→ Problem
Locate the string "価格の現在値を出します" in the records below. Copy every line where it occurs.

→ Provided records
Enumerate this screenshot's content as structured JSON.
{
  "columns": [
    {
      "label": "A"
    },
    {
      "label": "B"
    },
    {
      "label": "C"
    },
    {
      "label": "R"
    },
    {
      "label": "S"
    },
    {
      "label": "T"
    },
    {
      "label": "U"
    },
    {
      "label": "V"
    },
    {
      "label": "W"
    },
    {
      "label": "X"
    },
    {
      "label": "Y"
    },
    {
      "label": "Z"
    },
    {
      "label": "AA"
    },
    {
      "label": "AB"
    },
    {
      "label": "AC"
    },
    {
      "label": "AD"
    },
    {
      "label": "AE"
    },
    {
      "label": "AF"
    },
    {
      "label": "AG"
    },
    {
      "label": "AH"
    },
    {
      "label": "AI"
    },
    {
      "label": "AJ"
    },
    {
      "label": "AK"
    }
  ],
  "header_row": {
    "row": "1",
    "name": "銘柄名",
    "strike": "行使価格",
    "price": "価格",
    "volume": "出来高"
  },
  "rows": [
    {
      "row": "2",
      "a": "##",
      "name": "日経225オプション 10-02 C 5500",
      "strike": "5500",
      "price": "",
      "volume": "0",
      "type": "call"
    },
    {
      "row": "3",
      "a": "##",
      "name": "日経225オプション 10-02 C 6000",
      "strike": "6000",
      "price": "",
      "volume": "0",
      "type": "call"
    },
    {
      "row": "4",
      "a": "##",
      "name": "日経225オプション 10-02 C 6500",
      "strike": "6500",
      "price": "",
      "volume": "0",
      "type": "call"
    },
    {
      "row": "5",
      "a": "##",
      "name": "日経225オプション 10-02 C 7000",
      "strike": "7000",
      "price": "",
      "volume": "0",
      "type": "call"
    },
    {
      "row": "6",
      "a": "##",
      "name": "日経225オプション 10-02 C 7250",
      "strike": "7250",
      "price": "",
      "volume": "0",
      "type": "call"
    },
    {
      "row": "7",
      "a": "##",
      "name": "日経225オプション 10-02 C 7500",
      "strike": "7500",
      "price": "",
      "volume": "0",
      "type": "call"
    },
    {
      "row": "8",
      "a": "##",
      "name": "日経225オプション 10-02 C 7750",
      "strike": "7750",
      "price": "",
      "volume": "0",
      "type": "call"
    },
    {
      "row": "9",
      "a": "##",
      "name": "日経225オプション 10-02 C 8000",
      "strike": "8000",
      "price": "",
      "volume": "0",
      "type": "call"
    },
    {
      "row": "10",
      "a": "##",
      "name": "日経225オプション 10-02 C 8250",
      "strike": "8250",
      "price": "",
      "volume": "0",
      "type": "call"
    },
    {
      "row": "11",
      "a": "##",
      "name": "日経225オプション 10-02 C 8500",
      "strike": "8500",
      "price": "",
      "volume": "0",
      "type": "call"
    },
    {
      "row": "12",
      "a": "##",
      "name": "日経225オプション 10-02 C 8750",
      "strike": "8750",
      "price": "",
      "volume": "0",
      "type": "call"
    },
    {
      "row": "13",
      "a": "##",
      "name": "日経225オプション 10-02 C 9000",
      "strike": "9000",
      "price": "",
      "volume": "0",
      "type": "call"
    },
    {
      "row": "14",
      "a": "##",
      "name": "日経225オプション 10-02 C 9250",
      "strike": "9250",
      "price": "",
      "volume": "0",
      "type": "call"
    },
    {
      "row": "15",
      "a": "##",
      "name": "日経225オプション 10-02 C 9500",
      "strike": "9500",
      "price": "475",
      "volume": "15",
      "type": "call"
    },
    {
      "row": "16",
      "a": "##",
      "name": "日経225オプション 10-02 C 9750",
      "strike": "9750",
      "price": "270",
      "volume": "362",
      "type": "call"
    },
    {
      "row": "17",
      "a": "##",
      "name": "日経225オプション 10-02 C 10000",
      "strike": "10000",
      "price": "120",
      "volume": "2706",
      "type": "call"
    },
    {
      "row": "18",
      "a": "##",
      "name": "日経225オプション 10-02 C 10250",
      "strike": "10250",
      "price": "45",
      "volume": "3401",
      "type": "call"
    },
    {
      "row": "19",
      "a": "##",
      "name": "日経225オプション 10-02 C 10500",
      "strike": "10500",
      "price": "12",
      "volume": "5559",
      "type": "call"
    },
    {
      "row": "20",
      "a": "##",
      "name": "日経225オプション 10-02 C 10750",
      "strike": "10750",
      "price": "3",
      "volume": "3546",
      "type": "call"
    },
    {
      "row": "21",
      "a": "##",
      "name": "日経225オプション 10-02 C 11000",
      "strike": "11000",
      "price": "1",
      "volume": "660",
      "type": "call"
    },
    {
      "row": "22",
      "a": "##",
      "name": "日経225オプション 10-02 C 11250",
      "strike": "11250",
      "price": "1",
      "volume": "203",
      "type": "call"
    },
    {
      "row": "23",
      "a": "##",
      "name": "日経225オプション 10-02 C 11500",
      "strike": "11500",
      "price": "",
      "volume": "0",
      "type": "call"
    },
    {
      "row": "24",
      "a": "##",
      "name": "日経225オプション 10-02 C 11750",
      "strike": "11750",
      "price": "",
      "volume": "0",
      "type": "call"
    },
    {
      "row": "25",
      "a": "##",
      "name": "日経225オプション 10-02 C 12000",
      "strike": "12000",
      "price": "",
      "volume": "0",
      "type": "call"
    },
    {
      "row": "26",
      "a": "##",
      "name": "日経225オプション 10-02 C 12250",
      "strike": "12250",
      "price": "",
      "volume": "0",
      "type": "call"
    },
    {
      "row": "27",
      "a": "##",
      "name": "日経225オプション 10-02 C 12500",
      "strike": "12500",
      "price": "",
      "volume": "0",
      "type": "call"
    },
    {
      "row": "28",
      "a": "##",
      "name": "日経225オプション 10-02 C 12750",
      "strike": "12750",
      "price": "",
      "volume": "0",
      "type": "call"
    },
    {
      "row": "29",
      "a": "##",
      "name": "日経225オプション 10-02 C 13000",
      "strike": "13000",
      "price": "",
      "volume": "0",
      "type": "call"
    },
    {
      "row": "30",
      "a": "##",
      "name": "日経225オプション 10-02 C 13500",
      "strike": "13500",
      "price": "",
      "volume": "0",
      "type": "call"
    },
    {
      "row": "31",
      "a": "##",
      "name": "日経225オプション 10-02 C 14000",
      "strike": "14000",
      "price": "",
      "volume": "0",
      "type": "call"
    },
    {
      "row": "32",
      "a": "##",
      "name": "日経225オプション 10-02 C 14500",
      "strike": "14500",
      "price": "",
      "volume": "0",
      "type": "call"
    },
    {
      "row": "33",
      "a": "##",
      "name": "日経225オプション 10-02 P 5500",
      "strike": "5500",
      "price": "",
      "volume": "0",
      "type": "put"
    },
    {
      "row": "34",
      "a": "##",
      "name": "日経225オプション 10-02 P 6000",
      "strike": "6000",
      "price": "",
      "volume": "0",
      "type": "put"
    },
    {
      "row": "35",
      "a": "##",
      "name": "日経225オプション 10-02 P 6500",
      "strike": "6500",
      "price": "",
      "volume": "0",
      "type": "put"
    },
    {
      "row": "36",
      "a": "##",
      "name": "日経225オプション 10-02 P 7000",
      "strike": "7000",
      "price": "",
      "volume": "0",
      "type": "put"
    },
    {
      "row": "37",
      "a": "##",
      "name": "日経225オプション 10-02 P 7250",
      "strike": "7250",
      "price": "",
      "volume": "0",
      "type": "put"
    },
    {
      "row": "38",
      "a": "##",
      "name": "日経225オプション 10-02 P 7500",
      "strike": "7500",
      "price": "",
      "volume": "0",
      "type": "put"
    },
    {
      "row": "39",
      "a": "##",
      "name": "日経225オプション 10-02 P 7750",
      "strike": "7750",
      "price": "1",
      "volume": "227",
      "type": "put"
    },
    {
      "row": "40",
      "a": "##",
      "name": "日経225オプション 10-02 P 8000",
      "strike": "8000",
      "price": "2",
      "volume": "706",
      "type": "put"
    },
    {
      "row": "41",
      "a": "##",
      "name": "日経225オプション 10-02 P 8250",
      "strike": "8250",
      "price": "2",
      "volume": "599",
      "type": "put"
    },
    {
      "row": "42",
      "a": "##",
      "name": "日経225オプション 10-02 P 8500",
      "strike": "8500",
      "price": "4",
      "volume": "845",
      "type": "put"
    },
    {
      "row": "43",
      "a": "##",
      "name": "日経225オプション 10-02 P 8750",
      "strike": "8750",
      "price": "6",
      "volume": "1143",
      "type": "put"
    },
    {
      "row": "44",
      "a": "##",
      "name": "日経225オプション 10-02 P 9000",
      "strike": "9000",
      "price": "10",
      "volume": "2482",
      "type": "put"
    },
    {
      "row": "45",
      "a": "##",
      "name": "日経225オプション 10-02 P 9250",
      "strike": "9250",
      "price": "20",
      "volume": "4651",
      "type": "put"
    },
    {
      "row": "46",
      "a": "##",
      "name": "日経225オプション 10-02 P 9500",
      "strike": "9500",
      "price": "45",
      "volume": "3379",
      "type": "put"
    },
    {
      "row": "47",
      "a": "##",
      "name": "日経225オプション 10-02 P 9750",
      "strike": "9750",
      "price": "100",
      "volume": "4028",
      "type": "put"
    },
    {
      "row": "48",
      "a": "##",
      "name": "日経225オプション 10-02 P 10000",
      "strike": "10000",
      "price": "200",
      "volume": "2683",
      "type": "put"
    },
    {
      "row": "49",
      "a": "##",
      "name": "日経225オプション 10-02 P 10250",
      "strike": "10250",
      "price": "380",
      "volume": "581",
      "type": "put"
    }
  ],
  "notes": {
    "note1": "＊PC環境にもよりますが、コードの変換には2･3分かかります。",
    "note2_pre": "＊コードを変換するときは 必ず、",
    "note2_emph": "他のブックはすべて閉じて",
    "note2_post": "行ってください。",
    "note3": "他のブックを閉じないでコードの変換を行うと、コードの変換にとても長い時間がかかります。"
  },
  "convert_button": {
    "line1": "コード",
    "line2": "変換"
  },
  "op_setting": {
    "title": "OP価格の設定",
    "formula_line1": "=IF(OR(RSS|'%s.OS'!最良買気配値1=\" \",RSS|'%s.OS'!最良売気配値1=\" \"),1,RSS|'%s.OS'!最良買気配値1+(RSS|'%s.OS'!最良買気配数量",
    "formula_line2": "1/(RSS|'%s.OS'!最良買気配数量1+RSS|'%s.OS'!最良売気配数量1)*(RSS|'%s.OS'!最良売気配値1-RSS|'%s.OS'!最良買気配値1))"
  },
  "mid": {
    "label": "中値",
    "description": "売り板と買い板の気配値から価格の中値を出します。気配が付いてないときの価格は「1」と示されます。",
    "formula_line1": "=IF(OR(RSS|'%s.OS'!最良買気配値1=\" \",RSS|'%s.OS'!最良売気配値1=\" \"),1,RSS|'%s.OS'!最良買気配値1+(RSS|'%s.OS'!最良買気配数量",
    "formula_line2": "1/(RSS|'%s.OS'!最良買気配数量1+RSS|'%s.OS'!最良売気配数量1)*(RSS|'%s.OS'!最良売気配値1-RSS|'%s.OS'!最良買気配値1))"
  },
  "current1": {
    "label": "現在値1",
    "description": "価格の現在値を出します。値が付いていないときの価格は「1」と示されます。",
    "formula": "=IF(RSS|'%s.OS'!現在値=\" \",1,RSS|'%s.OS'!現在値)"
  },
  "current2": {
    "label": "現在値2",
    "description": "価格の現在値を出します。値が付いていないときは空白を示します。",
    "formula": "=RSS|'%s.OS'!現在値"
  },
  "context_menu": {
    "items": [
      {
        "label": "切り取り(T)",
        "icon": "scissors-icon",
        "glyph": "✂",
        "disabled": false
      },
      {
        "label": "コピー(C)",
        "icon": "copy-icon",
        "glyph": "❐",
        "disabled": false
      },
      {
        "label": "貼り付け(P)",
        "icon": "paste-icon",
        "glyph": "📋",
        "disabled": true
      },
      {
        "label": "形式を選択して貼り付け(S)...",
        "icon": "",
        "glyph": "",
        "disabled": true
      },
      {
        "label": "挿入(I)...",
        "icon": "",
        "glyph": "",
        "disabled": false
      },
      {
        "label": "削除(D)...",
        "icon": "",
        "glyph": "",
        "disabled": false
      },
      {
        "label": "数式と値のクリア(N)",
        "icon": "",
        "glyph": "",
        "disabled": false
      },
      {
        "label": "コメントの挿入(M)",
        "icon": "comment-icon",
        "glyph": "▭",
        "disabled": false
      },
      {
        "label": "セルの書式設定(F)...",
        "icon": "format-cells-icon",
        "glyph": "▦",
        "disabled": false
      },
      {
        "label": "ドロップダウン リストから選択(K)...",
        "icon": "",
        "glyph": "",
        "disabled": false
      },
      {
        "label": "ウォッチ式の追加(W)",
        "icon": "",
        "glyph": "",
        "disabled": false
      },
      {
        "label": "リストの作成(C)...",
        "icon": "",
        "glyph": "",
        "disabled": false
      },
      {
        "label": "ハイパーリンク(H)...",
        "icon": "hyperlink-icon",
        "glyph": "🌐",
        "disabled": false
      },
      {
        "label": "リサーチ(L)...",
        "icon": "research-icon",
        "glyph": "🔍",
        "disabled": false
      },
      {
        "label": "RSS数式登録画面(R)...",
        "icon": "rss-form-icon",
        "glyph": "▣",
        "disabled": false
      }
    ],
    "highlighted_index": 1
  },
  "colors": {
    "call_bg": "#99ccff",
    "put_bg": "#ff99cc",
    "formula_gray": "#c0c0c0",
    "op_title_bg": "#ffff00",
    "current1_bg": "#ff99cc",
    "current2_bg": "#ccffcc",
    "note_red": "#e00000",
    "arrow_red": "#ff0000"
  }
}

→ The reply
    "description": "価格の現在値を出します。値が付いていないときの価格は「1」と示されます。",
    "description": "価格の現在値を出します。値が付いていないときは空白を示します。",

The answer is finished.